PROVIDED RECORDS:
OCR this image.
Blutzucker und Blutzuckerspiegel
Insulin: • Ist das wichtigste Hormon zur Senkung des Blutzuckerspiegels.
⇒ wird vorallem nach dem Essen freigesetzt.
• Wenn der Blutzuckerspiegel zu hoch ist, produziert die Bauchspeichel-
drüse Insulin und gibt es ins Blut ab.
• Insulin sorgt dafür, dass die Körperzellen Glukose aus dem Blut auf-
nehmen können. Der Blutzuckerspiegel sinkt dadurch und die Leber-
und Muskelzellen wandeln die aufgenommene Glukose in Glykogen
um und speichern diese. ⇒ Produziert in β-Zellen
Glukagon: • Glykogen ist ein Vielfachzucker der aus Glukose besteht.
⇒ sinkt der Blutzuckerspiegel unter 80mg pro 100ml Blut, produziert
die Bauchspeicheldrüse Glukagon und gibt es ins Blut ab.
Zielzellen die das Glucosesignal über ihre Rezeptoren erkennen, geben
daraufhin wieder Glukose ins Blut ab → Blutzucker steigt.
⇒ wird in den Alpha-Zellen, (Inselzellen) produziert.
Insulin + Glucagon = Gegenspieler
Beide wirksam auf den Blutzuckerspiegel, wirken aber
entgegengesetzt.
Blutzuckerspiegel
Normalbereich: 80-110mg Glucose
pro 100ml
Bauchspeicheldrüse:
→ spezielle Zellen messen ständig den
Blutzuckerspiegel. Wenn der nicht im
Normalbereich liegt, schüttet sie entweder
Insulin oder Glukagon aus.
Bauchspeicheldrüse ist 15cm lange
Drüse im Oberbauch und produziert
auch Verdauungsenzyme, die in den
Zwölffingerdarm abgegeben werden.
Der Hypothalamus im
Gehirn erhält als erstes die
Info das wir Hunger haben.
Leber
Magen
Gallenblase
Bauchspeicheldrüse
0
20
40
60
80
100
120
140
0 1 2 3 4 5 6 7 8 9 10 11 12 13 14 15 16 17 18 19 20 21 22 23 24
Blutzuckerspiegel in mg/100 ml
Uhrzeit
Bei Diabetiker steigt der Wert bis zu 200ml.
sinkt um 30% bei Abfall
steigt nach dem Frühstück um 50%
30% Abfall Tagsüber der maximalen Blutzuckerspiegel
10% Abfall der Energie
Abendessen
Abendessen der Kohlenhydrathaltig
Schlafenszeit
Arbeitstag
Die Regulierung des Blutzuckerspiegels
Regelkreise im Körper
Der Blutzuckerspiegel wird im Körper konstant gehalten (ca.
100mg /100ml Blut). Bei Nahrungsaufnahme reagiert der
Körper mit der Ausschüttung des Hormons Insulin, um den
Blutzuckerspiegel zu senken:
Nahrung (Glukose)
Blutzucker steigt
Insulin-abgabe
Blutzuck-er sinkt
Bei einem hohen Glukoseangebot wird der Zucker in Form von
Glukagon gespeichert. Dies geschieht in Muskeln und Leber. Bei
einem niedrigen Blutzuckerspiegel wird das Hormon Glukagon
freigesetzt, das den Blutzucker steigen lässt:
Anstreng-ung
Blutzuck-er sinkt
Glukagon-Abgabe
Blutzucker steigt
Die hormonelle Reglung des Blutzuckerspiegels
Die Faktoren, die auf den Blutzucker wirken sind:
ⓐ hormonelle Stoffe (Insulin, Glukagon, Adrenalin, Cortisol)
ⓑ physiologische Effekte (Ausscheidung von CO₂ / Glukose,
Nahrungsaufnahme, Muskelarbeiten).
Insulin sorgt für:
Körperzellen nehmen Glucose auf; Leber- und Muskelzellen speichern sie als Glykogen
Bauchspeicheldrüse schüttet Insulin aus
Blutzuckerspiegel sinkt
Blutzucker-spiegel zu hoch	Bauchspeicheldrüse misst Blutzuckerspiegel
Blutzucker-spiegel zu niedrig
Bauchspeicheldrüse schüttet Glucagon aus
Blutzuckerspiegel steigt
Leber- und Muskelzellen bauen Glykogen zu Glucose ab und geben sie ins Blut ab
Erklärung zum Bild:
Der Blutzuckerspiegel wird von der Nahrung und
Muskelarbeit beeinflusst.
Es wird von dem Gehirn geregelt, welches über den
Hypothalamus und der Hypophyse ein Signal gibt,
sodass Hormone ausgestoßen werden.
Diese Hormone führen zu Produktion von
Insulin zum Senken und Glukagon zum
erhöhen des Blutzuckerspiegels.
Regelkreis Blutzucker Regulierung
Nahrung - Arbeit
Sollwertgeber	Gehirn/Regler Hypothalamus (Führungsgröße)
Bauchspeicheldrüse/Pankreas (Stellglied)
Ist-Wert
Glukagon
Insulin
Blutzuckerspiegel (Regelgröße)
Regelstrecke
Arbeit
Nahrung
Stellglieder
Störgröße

WHAT NEEDS TO BE DONE: Please restate every line of the records exactly.

OUTPUT BELOW:
OCR this image.
Blutzucker und Blutzuckerspiegel
Insulin: • Ist das wichtigste Hormon zur Senkung des Blutzuckerspiegels.
⇒ wird vorallem nach dem Essen freigesetzt.
• Wenn der Blutzuckerspiegel zu hoch ist, produziert die Bauchspeichel-
drüse Insulin und gibt es ins Blut ab.
• Insulin sorgt dafür, dass die Körperzellen Glukose aus dem Blut auf-
nehmen können. Der Blutzuckerspiegel sinkt dadurch und die Leber-
und Muskelzellen wandeln die aufgenommene Glukose in Glykogen
um und speichern diese. ⇒ Produziert in β-Zellen
Glukagon: • Glykogen ist ein Vielfachzucker der aus Glukose besteht.
⇒ sinkt der Blutzuckerspiegel unter 80mg pro 100ml Blut, produziert
die Bauchspeicheldrüse Glukagon und gibt es ins Blut ab.
Zielzellen die das Glucosesignal über ihre Rezeptoren erkennen, geben
daraufhin wieder Glukose ins Blut ab → Blutzucker steigt.
⇒ wird in den Alpha-Zellen, (Inselzellen) produziert.
Insulin + Glucagon = Gegenspieler
Beide wirksam auf den Blutzuckerspiegel, wirken aber
entgegengesetzt.
Blutzuckerspiegel
Normalbereich: 80-110mg Glucose
pro 100ml
Bauchspeicheldrüse:
→ spezielle Zellen messen ständig den
Blutzuckerspiegel. Wenn der nicht im
Normalbereich liegt, schüttet sie entweder
Insulin oder Glukagon aus.
Bauchspeicheldrüse ist 15cm lange
Drüse im Oberbauch und produziert
auch Verdauungsenzyme, die in den
Zwölffingerdarm abgegeben werden.
Der Hypothalamus im
Gehirn erhält als erstes die
Info das wir Hunger haben.
Leber
Magen
Gallenblase
Bauchspeicheldrüse
0
20
40
60
80
100
120
140
0 1 2 3 4 5 6 7 8 9 10 11 12 13 14 15 16 17 18 19 20 21 22 23 24
Blutzuckerspiegel in mg/100 ml
Uhrzeit
Bei Diabetiker steigt der Wert bis zu 200ml.
sinkt um 30% bei Abfall
steigt nach dem Frühstück um 50%
30% Abfall Tagsüber der maximalen Blutzuckerspiegel
10% Abfall der Energie
Abendessen
Abendessen der Kohlenhydrathaltig
Schlafenszeit
Arbeitstag
Die Regulierung des Blutzuckerspiegels
Regelkreise im Körper
Der Blutzuckerspiegel wird im Körper konstant gehalten (ca.
100mg /100ml Blut). Bei Nahrungsaufnahme reagiert der
Körper mit der Ausschüttung des Hormons Insulin, um den
Blutzuckerspiegel zu senken:
Nahrung (Glukose)
Blutzucker steigt
Insulin-abgabe
Blutzuck-er sinkt
Bei einem hohen Glukoseangebot wird der Zucker in Form von
Glukagon gespeichert. Dies geschieht in Muskeln und Leber. Bei
einem niedrigen Blutzuckerspiegel wird das Hormon Glukagon
freigesetzt, das den Blutzucker steigen lässt:
Anstreng-ung
Blutzuck-er sinkt
Glukagon-Abgabe
Blutzucker steigt
Die hormonelle Reglung des Blutzuckerspiegels
Die Faktoren, die auf den Blutzucker wirken sind:
ⓐ hormonelle Stoffe (Insulin, Glukagon, Adrenalin, Cortisol)
ⓑ physiologische Effekte (Ausscheidung von CO₂ / Glukose,
Nahrungsaufnahme, Muskelarbeiten).
Insulin sorgt für:
Körperzellen nehmen Glucose auf; Leber- und Muskelzellen speichern sie als Glykogen
Bauchspeicheldrüse schüttet Insulin aus
Blutzuckerspiegel sinkt
Blutzucker-spiegel zu hoch	Bauchspeicheldrüse misst Blutzuckerspiegel
Blutzucker-spiegel zu niedrig
Bauchspeicheldrüse schüttet Glucagon aus
Blutzuckerspiegel steigt
Leber- und Muskelzellen bauen Glykogen zu Glucose ab und geben sie ins Blut ab
Erklärung zum Bild:
Der Blutzuckerspiegel wird von der Nahrung und
Muskelarbeit beeinflusst.
Es wird von dem Gehirn geregelt, welches über den
Hypothalamus und der Hypophyse ein Signal gibt,
sodass Hormone ausgestoßen werden.
Diese Hormone führen zu Produktion von
Insulin zum Senken und Glukagon zum
erhöhen des Blutzuckerspiegels.
Regelkreis Blutzucker Regulierung
Nahrung - Arbeit
Sollwertgeber	Gehirn/Regler Hypothalamus (Führungsgröße)
Bauchspeicheldrüse/Pankreas (Stellglied)
Ist-Wert
Glukagon
Insulin
Blutzuckerspiegel (Regelgröße)
Regelstrecke
Arbeit
Nahrung
Stellglieder
Störgröße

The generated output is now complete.